_Task description_:
Check each line of the listing below for the string "JSON", and copy the ones that have it.
** Start Dataset content **
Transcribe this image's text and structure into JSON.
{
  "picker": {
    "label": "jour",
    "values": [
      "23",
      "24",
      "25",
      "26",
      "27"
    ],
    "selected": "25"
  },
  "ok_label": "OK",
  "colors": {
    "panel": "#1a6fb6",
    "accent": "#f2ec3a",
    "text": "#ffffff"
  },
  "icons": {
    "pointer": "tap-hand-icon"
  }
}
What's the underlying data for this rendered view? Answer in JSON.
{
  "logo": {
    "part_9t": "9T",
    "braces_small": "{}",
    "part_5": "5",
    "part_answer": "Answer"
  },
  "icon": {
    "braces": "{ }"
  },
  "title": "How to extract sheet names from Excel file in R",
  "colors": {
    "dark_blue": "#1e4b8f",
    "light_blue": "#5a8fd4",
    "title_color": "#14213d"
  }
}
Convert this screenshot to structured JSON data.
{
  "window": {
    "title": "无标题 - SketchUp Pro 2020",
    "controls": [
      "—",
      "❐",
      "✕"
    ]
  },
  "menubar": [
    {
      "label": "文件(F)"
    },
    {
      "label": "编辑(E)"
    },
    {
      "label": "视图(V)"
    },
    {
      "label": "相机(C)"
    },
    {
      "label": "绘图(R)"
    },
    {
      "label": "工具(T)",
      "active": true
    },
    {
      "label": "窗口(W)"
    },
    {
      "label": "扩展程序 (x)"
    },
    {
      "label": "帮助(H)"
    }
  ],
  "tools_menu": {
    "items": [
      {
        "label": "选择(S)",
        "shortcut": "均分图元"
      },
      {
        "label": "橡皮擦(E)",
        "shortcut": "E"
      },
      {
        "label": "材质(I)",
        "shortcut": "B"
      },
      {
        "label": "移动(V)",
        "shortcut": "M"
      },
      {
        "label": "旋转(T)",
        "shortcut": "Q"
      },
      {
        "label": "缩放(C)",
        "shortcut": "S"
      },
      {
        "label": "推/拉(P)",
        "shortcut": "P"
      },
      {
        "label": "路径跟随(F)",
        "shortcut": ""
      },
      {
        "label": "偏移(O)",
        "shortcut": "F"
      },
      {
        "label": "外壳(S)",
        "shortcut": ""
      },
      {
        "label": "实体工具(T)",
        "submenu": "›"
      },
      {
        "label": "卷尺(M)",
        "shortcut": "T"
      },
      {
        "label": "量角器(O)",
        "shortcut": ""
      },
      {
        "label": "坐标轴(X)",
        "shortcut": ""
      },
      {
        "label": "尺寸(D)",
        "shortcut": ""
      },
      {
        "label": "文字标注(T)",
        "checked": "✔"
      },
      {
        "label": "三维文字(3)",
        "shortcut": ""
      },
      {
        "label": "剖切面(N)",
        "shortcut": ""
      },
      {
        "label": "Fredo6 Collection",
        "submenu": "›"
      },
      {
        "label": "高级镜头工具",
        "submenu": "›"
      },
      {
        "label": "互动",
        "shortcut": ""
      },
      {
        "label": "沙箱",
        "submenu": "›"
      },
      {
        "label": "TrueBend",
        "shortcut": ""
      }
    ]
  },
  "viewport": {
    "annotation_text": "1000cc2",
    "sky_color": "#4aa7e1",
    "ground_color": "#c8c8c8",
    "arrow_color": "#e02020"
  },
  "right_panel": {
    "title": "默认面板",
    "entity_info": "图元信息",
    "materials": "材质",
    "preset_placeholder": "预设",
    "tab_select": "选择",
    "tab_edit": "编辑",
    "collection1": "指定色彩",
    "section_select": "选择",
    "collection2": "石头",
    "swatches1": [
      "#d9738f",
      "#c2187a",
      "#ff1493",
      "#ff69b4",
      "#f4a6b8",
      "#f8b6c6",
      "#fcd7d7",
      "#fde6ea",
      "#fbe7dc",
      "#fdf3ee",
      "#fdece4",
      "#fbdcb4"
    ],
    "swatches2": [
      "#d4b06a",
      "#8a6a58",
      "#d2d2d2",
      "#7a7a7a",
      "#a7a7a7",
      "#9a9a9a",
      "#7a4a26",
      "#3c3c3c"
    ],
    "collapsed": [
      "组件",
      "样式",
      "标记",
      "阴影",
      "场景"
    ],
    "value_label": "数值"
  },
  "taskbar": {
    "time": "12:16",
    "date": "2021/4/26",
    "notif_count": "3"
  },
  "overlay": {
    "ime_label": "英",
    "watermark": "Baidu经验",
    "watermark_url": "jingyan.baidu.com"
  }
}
** End Dataset content **
_Output for this exercise_:
Transcribe this image's text and structure into JSON.
What's the underlying data for this rendered view? Answer in JSON.
Convert this screenshot to structured JSON data.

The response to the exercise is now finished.